# PROBLEM TO SOLVE:
Reproduce each line from the records that holds "Continuous".

##############################

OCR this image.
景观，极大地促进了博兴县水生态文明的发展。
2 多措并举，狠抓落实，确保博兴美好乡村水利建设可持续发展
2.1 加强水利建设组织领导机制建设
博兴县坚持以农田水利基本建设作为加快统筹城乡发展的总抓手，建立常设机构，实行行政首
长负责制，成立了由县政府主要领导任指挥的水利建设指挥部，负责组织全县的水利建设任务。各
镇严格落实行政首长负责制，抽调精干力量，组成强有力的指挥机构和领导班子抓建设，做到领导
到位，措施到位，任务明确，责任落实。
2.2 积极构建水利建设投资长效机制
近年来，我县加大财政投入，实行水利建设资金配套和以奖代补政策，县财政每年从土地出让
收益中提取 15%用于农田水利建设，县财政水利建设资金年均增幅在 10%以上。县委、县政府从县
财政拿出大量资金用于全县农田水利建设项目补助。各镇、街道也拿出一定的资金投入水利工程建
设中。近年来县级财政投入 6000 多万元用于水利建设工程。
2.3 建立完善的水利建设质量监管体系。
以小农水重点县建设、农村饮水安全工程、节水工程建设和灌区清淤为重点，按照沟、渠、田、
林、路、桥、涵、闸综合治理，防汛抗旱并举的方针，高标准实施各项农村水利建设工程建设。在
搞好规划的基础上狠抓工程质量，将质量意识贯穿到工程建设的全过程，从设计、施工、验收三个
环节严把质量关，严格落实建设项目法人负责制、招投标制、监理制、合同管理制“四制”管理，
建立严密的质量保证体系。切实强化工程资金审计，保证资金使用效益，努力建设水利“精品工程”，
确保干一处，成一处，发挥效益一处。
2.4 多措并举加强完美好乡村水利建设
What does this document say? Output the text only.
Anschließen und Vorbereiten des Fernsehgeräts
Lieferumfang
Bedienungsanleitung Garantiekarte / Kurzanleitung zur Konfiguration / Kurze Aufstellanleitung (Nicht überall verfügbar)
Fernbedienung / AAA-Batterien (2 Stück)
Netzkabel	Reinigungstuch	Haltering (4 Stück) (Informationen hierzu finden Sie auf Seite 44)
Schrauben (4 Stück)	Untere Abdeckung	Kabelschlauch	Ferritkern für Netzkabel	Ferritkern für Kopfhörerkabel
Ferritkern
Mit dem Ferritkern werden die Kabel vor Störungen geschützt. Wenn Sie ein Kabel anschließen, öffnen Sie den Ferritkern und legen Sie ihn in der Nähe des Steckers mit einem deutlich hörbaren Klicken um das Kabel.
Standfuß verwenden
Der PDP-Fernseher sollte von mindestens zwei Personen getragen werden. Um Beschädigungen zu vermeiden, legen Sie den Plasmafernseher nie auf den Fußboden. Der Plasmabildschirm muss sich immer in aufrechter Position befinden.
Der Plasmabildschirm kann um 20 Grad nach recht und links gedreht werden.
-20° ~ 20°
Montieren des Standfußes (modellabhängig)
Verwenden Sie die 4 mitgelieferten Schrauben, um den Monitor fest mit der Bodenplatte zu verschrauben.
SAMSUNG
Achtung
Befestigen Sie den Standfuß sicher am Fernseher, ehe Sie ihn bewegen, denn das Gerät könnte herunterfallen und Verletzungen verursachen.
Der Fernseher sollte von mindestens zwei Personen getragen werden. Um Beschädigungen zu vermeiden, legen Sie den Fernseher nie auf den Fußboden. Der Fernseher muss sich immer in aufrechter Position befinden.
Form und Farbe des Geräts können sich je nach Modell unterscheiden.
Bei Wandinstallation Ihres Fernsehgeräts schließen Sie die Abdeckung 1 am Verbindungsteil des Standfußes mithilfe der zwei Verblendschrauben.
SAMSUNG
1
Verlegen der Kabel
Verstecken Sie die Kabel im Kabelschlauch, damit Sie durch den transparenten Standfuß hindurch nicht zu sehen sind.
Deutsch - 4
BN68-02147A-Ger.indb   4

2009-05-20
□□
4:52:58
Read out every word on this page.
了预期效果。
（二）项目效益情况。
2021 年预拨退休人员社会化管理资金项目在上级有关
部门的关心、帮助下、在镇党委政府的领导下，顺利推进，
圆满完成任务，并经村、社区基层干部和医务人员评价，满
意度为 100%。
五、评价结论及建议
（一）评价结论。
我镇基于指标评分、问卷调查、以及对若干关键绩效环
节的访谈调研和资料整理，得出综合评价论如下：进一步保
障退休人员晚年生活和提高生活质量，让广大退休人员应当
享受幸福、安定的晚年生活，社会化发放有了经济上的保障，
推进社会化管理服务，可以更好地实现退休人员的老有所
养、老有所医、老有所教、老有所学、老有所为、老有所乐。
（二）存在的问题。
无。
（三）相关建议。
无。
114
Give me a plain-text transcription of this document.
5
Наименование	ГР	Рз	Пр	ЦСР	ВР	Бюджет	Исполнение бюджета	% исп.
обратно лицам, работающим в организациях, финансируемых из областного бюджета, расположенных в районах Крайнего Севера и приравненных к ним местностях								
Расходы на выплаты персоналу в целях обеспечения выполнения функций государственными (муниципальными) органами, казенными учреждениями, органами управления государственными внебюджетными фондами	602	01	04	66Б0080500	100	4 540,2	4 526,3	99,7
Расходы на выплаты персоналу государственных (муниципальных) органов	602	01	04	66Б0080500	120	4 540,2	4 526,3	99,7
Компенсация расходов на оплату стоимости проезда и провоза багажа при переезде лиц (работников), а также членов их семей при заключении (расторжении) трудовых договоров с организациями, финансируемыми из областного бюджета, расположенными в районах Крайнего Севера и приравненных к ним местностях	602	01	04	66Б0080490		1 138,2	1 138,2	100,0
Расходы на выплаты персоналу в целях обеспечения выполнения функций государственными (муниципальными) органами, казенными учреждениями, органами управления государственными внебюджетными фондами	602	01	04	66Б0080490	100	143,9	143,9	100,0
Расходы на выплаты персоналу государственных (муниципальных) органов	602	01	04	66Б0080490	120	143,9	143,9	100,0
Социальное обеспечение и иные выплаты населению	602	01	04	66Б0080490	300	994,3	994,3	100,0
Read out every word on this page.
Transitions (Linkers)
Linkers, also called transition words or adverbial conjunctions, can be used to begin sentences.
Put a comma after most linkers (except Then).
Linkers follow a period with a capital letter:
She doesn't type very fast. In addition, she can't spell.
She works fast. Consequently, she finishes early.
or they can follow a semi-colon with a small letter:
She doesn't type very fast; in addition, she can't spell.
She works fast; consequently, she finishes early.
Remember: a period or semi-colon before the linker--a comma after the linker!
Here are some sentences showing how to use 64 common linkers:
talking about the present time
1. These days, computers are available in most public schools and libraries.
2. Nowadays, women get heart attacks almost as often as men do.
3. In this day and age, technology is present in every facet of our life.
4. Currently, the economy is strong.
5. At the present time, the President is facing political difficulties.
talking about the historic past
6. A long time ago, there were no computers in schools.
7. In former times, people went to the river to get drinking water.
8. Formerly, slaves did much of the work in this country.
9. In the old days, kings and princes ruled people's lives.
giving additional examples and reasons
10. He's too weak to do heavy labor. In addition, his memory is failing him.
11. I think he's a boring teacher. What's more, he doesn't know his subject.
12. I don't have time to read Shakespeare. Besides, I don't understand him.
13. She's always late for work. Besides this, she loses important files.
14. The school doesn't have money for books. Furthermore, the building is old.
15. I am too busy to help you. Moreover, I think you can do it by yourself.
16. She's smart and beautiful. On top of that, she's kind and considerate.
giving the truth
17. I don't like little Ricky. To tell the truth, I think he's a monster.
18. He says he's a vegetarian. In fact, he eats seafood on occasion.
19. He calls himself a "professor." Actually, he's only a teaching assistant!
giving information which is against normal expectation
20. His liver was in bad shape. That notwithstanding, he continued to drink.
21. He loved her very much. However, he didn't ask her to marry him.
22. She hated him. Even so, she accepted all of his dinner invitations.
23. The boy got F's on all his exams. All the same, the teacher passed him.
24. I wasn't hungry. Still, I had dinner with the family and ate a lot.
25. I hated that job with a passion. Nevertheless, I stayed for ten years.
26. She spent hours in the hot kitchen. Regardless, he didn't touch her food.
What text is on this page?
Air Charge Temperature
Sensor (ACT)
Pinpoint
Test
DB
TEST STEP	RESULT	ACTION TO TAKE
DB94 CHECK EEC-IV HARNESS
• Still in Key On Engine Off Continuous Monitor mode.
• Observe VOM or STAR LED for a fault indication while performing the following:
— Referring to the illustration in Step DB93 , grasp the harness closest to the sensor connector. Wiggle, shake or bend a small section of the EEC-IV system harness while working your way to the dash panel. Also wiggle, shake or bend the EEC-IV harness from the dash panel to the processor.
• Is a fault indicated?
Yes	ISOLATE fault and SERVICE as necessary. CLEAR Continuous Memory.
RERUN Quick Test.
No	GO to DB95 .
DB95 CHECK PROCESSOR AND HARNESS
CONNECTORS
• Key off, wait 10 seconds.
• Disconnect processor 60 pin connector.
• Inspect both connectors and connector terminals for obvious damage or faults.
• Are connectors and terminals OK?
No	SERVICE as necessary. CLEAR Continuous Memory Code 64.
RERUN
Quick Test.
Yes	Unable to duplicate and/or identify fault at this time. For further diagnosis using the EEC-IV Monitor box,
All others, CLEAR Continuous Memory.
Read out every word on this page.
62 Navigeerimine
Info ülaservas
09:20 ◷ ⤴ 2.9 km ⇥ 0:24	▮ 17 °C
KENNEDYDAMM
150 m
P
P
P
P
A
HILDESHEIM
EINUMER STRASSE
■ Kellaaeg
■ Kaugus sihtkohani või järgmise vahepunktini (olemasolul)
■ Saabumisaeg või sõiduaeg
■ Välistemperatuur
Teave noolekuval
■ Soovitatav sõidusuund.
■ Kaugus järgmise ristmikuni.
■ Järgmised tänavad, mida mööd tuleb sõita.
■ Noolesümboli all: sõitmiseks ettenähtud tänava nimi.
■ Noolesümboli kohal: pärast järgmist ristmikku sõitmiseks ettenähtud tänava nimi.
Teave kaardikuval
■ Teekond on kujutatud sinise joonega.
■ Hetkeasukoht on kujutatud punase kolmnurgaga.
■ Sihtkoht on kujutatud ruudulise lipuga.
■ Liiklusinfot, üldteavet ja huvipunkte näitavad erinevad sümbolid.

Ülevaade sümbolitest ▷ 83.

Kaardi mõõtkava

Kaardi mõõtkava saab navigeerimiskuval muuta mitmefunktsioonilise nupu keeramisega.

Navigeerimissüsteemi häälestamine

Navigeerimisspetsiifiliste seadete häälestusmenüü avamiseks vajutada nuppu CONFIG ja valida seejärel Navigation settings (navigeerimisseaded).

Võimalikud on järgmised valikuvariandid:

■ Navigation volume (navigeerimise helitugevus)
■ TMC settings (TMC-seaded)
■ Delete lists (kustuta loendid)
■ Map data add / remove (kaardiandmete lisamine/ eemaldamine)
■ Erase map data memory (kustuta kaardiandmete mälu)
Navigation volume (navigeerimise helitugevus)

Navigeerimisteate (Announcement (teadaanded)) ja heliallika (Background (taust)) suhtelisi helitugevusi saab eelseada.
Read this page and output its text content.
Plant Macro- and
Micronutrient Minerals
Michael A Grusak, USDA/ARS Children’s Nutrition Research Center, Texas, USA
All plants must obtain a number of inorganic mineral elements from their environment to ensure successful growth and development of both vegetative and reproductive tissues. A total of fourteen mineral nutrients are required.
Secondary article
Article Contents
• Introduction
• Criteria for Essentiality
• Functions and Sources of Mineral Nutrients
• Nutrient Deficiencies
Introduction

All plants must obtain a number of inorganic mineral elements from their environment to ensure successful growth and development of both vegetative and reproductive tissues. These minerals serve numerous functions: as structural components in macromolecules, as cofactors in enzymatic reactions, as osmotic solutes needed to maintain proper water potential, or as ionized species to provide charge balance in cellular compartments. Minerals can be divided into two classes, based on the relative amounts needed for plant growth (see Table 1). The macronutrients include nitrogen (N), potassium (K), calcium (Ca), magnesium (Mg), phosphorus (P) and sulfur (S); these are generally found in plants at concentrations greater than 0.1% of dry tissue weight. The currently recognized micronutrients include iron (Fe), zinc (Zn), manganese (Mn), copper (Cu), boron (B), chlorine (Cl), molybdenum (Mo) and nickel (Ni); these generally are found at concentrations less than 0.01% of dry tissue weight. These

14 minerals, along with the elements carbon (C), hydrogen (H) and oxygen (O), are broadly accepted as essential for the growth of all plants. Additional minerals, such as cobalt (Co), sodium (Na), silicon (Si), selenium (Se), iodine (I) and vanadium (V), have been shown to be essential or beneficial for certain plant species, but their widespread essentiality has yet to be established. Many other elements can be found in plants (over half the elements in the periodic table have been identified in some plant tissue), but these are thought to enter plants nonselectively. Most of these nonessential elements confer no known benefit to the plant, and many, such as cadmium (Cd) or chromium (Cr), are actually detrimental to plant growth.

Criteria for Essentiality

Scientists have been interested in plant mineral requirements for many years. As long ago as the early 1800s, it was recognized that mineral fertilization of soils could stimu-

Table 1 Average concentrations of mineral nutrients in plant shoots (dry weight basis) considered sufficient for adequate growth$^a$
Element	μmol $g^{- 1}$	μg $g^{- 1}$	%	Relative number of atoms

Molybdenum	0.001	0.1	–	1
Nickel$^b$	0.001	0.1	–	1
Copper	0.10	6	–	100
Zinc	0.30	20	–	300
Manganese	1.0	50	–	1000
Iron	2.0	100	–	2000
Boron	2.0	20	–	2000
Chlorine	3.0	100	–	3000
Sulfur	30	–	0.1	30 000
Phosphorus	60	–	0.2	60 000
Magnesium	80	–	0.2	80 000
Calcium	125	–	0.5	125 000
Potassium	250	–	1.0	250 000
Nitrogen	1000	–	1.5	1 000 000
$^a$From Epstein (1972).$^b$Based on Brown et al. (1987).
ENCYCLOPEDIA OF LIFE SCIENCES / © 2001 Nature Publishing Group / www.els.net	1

##############################

# WRITTEN ANSWER:
• Still in Key On Engine Off Continuous Monitor mode.
Yes	ISOLATE fault and SERVICE as necessary. CLEAR Continuous Memory.
No	SERVICE as necessary. CLEAR Continuous Memory Code 64.
All others, CLEAR Continuous Memory.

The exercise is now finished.